**Exercise directions:** Identify the lines bearing the string "Shelf" and gather them.

::::

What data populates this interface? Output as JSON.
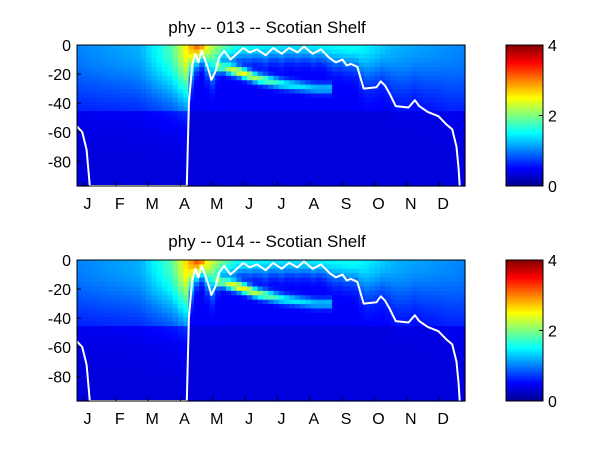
{
  "chart_data": [
    {
      "type": "heatmap",
      "title": "phy -- 013 -- Scotian Shelf",
      "xlabel": "",
      "ylabel": "",
      "x_ticks": [
        "J",
        "F",
        "M",
        "A",
        "M",
        "J",
        "J",
        "A",
        "S",
        "O",
        "N",
        "D"
      ],
      "y_ticks": [
        0,
        -20,
        -40,
        -60,
        -80
      ],
      "ylim": [
        -97,
        0
      ],
      "xlim_days": [
        1,
        365
      ],
      "colorbar": {
        "ticks": [
          0,
          2,
          4
        ],
        "range": [
          0,
          4
        ],
        "colormap": "jet"
      },
      "surface_layer_phy": [
        {
          "day": 1,
          "value": 0.6
        },
        {
          "day": 60,
          "value": 0.8
        },
        {
          "day": 90,
          "value": 1.5
        },
        {
          "day": 105,
          "value": 2.4
        },
        {
          "day": 115,
          "value": 3.0
        },
        {
          "day": 125,
          "value": 2.0
        },
        {
          "day": 150,
          "value": 1.2
        },
        {
          "day": 200,
          "value": 1.0
        },
        {
          "day": 260,
          "value": 1.2
        },
        {
          "day": 300,
          "value": 0.8
        },
        {
          "day": 365,
          "value": 0.6
        }
      ],
      "subsurface_max_phy": [
        {
          "day": 135,
          "depth": -15,
          "value": 1.2
        },
        {
          "day": 155,
          "depth": -19,
          "value": 2.3
        },
        {
          "day": 170,
          "depth": -23,
          "value": 1.8
        },
        {
          "day": 195,
          "depth": -27,
          "value": 1.2
        },
        {
          "day": 225,
          "depth": -30,
          "value": 0.9
        }
      ],
      "white_line_depth": [
        {
          "day": 1,
          "depth": -56
        },
        {
          "day": 6,
          "depth": -60
        },
        {
          "day": 10,
          "depth": -72
        },
        {
          "day": 13,
          "depth": -97
        },
        {
          "day": 104,
          "depth": -97
        },
        {
          "day": 106,
          "depth": -40
        },
        {
          "day": 109,
          "depth": -14
        },
        {
          "day": 112,
          "depth": -6
        },
        {
          "day": 115,
          "depth": -12
        },
        {
          "day": 118,
          "depth": -4
        },
        {
          "day": 124,
          "depth": -16
        },
        {
          "day": 127,
          "depth": -24
        },
        {
          "day": 131,
          "depth": -18
        },
        {
          "day": 134,
          "depth": -9
        },
        {
          "day": 139,
          "depth": -4
        },
        {
          "day": 145,
          "depth": -10
        },
        {
          "day": 151,
          "depth": -6
        },
        {
          "day": 157,
          "depth": -2
        },
        {
          "day": 163,
          "depth": -5
        },
        {
          "day": 170,
          "depth": -3
        },
        {
          "day": 178,
          "depth": -7
        },
        {
          "day": 185,
          "depth": -2
        },
        {
          "day": 193,
          "depth": -6
        },
        {
          "day": 200,
          "depth": -2
        },
        {
          "day": 208,
          "depth": -5
        },
        {
          "day": 214,
          "depth": -1
        },
        {
          "day": 222,
          "depth": -6
        },
        {
          "day": 230,
          "depth": -3
        },
        {
          "day": 238,
          "depth": -9
        },
        {
          "day": 244,
          "depth": -12
        },
        {
          "day": 250,
          "depth": -10
        },
        {
          "day": 254,
          "depth": -14
        },
        {
          "day": 258,
          "depth": -13
        },
        {
          "day": 264,
          "depth": -15
        },
        {
          "day": 270,
          "depth": -30
        },
        {
          "day": 282,
          "depth": -29
        },
        {
          "day": 286,
          "depth": -25
        },
        {
          "day": 290,
          "depth": -28
        },
        {
          "day": 294,
          "depth": -33
        },
        {
          "day": 300,
          "depth": -42
        },
        {
          "day": 312,
          "depth": -43
        },
        {
          "day": 318,
          "depth": -38
        },
        {
          "day": 322,
          "depth": -42
        },
        {
          "day": 330,
          "depth": -46
        },
        {
          "day": 340,
          "depth": -49
        },
        {
          "day": 348,
          "depth": -55
        },
        {
          "day": 353,
          "depth": -58
        },
        {
          "day": 357,
          "depth": -70
        },
        {
          "day": 359,
          "depth": -85
        },
        {
          "day": 360,
          "depth": -97
        }
      ]
    },
    {
      "type": "heatmap",
      "title": "phy -- 014 -- Scotian Shelf",
      "xlabel": "",
      "ylabel": "",
      "x_ticks": [
        "J",
        "F",
        "M",
        "A",
        "M",
        "J",
        "J",
        "A",
        "S",
        "O",
        "N",
        "D"
      ],
      "y_ticks": [
        0,
        -20,
        -40,
        -60,
        -80
      ],
      "ylim": [
        -97,
        0
      ],
      "xlim_days": [
        1,
        365
      ],
      "colorbar": {
        "ticks": [
          0,
          2,
          4
        ],
        "range": [
          0,
          4
        ],
        "colormap": "jet"
      },
      "surface_layer_phy": [
        {
          "day": 1,
          "value": 0.6
        },
        {
          "day": 60,
          "value": 0.8
        },
        {
          "day": 90,
          "value": 1.5
        },
        {
          "day": 105,
          "value": 2.5
        },
        {
          "day": 115,
          "value": 3.1
        },
        {
          "day": 125,
          "value": 2.1
        },
        {
          "day": 150,
          "value": 1.2
        },
        {
          "day": 200,
          "value": 1.0
        },
        {
          "day": 260,
          "value": 1.2
        },
        {
          "day": 300,
          "value": 0.8
        },
        {
          "day": 365,
          "value": 0.6
        }
      ],
      "subsurface_max_phy": [
        {
          "day": 135,
          "depth": -15,
          "value": 1.3
        },
        {
          "day": 155,
          "depth": -19,
          "value": 2.4
        },
        {
          "day": 170,
          "depth": -23,
          "value": 1.9
        },
        {
          "day": 195,
          "depth": -27,
          "value": 1.2
        },
        {
          "day": 225,
          "depth": -30,
          "value": 0.9
        }
      ],
      "white_line_depth": [
        {
          "day": 1,
          "depth": -56
        },
        {
          "day": 6,
          "depth": -60
        },
        {
          "day": 10,
          "depth": -72
        },
        {
          "day": 13,
          "depth": -97
        },
        {
          "day": 104,
          "depth": -97
        },
        {
          "day": 106,
          "depth": -40
        },
        {
          "day": 109,
          "depth": -14
        },
        {
          "day": 112,
          "depth": -6
        },
        {
          "day": 115,
          "depth": -12
        },
        {
          "day": 118,
          "depth": -4
        },
        {
          "day": 124,
          "depth": -16
        },
        {
          "day": 127,
          "depth": -24
        },
        {
          "day": 131,
          "depth": -18
        },
        {
          "day": 134,
          "depth": -9
        },
        {
          "day": 139,
          "depth": -4
        },
        {
          "day": 145,
          "depth": -10
        },
        {
          "day": 151,
          "depth": -6
        },
        {
          "day": 157,
          "depth": -2
        },
        {
          "day": 163,
          "depth": -5
        },
        {
          "day": 170,
          "depth": -3
        },
        {
          "day": 178,
          "depth": -7
        },
        {
          "day": 185,
          "depth": -2
        },
        {
          "day": 193,
          "depth": -6
        },
        {
          "day": 200,
          "depth": -2
        },
        {
          "day": 208,
          "depth": -5
        },
        {
          "day": 214,
          "depth": -1
        },
        {
          "day": 222,
          "depth": -6
        },
        {
          "day": 230,
          "depth": -3
        },
        {
          "day": 238,
          "depth": -9
        },
        {
          "day": 244,
          "depth": -12
        },
        {
          "day": 250,
          "depth": -10
        },
        {
          "day": 254,
          "depth": -14
        },
        {
          "day": 258,
          "depth": -13
        },
        {
          "day": 264,
          "depth": -15
        },
        {
          "day": 270,
          "depth": -30
        },
        {
          "day": 282,
          "depth": -29
        },
        {
          "day": 286,
          "depth": -25
        },
        {
          "day": 290,
          "depth": -28
        },
        {
          "day": 294,
          "depth": -33
        },
        {
          "day": 300,
          "depth": -42
        },
        {
          "day": 312,
          "depth": -43
        },
        {
          "day": 318,
          "depth": -38
        },
        {
          "day": 322,
          "depth": -42
        },
        {
          "day": 330,
          "depth": -46
        },
        {
          "day": 340,
          "depth": -49
        },
        {
          "day": 348,
          "depth": -55
        },
        {
          "day": 353,
          "depth": -58
        },
        {
          "day": 357,
          "depth": -70
        },
        {
          "day": 359,
          "depth": -85
        },
        {
          "day": 360,
          "depth": -97
        }
      ]
    }
  ]
}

::::

**In response:**
      "title": "phy -- 013 -- Scotian Shelf",
      "title": "phy -- 014 -- Scotian Shelf",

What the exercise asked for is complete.